> _Selected excerpt_
In the most desperate prayers we’ve ever prayed with full belief in God’s ability to do everything, God told Jesus and me “no”.

Jesus gets it.  He knows how I feel.

What’s more, Jesus continued to walk the path ahead of Him, and in His humanity, hours before He would be arrested and taken away, He said to His close friends,

“My soul is overwhelmed with sorrow to the point of death.  Stay here and watch with me.” (Matthew 26:38)

My soul is overwhelmed with grief.  I get that.  Jesus gets it.  Overwhelmed to the point of death?  Yep.  I wanted to die after Tage died.  That’s not a cry for help, just the truth.  I wanted the pain to go away.  I wasn’t crazy though if Jesus felt the same feelings.  I couldn’t believe it: Jesus Christ said His soul was completely overwhelmed with grief.

For the first time, I actually believed He might know what this pain feels like.

> _Written tasks_
#1 In the reflection on grief, which Bible verse is cited after Jesus's words to His close friends?
#2 Reword the reflection on grief between "My soul is overwhelmed with grief." and "completely overwhelmed with grief.", inclusive, putting "sorrow" wherever "grief" occurs.
#3 Write the next paragraph of the reflection on grief, picking up after its final sentence.

> _Material shown_
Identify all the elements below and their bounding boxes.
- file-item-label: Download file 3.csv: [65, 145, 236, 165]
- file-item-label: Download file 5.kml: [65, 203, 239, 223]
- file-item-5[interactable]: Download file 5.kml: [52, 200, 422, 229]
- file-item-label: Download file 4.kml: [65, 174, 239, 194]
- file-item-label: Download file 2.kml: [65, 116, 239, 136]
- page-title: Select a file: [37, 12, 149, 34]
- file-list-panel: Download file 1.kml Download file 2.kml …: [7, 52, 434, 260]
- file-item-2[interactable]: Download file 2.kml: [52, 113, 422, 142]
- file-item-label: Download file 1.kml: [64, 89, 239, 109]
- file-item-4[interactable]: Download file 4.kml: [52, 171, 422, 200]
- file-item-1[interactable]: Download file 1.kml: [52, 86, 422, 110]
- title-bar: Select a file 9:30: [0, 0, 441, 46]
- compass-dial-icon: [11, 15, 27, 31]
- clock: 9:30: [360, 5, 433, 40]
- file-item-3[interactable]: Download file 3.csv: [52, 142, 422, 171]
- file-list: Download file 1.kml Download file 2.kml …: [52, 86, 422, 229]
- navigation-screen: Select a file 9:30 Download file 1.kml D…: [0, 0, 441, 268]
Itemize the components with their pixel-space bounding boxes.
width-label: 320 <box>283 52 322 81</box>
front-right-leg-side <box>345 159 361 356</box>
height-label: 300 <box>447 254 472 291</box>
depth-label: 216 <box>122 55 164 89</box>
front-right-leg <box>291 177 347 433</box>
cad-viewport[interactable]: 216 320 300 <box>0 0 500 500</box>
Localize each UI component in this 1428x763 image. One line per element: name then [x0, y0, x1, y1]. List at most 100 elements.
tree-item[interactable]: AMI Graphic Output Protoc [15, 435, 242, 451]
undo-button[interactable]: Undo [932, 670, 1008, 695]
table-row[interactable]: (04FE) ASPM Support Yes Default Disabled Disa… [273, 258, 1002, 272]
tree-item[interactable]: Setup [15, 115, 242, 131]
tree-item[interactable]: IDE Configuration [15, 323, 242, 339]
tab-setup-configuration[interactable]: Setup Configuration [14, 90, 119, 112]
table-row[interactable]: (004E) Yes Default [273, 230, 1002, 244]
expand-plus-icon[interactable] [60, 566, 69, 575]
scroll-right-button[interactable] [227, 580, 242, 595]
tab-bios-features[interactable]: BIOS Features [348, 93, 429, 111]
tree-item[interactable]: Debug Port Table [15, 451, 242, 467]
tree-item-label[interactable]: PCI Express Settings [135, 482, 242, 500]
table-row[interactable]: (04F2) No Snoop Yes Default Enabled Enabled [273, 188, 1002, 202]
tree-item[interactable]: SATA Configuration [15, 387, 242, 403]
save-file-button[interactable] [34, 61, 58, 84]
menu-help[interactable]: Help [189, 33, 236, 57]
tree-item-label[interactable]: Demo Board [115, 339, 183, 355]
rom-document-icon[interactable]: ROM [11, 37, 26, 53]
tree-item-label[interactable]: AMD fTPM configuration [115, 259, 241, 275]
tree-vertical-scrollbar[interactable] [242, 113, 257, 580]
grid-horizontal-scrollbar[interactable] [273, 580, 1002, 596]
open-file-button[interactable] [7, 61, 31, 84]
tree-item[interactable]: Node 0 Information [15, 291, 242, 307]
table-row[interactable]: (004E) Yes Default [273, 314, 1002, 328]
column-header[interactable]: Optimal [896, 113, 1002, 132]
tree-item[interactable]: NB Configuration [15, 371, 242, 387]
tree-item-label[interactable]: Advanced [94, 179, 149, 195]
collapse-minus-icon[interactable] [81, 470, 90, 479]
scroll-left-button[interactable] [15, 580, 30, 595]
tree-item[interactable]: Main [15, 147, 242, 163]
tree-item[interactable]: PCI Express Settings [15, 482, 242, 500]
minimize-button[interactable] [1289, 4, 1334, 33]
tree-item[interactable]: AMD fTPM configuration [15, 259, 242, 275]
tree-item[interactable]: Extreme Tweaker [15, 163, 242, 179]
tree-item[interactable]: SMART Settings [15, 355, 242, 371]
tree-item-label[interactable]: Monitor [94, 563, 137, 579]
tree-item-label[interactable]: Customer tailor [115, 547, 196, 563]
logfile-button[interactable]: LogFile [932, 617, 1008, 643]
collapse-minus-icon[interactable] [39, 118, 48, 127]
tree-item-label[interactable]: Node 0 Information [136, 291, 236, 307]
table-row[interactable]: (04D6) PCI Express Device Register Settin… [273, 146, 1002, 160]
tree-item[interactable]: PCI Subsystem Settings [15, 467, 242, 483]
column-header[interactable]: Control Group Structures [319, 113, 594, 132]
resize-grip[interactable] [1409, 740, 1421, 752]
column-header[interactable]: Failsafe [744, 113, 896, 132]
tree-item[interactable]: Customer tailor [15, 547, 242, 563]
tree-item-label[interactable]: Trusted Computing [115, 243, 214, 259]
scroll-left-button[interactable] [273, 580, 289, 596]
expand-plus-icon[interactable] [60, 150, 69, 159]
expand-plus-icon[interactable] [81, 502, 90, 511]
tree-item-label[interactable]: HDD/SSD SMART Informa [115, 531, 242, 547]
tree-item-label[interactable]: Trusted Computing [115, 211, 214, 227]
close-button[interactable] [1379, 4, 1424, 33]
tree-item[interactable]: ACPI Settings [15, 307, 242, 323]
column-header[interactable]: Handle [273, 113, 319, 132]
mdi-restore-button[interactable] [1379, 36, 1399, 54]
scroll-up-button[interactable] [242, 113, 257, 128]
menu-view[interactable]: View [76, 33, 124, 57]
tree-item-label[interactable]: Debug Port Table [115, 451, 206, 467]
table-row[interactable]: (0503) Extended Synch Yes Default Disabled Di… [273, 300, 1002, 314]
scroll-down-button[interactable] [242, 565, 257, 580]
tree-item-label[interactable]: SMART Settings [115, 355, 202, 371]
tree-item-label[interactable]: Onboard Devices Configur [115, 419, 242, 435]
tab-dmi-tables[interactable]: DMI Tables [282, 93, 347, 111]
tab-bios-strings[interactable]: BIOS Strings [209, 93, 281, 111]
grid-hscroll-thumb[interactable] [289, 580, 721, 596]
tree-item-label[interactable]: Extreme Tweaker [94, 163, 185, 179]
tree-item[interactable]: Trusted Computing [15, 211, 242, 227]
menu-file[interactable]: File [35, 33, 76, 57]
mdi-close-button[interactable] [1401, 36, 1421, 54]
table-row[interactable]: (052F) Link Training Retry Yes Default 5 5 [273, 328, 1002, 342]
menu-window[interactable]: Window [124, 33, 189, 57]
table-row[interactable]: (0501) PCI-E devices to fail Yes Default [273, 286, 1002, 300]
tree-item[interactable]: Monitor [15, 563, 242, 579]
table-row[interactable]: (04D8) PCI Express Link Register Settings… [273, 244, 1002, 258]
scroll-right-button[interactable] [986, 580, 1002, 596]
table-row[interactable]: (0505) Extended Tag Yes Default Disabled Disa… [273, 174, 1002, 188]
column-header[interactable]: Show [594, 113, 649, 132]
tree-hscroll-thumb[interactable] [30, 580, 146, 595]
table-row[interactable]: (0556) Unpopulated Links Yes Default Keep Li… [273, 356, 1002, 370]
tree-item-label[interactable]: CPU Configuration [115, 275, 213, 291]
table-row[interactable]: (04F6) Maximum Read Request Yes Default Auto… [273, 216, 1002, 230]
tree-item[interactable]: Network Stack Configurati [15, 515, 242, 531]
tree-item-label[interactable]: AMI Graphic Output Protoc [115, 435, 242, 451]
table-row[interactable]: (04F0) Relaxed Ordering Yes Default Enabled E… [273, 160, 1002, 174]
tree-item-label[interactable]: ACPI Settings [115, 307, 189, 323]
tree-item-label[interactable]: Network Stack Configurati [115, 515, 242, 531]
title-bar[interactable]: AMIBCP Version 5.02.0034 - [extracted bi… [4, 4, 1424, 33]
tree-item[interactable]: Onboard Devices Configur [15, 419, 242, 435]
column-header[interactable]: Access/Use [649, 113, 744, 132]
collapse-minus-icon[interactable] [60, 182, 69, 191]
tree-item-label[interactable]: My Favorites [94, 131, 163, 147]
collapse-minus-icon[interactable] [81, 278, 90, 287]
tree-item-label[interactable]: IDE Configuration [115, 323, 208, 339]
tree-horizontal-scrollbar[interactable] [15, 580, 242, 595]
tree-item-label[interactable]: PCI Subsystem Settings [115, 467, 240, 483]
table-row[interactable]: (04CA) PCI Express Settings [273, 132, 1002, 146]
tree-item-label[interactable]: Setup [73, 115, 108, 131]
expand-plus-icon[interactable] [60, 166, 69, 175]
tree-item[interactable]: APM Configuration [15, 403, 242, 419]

> _The responses_
#1 Matthew 26:38

#2
My soul is overwhelmed with sorrow.  I get that.  Jesus gets it.  Overwhelmed to the point of death?  Yep.  I wanted to die after Tage died.  That’s not a cry for help, just the truth.  I wanted the pain to go away.  I wasn’t crazy though if Jesus felt the same feelings.  I couldn’t believe it: Jesus Christ said His soul was completely overwhelmed with sorrow.

#3
That weekend, Nancy also reminded us that Jesus spoke of a blind man and said,

“Neither this man nor his parents sinned, but this happened so that the work of God might be displayed in his life.” (John 9:3)

I needed to read that reminder this week.  I “know” that Tage’s death was not a punishment, but then unexpectedly I’m plowed over in the middle of folding laundry because I see his sweet face in a photograph, and I want to shout, “THEN, WHY GOD?!”  Why would you take Him from us?  I want a refund!  This is not what I thought you meant when You invited us to share in Your suffering.  And then I think surely must have done something.  There could be no other explanation. It’s not making sense, and I can’t figure out the why.

But as Nancy pointed out: Jesus didn’t answer the cause of the man born blind.  He answered the purpose: So that the work of God might be displayed in his life.

And all I’m left with is there must be a purpose.  An enormous, incredible, loving purpose so that the work of God might be displayed in Tage’s life.  In my life.   Oh, Lord, help me with my unbelief. Some days the cost doesn’t seem quite worth it.  Yet, Tage has always belonged to You, and I know You love him even more than I do.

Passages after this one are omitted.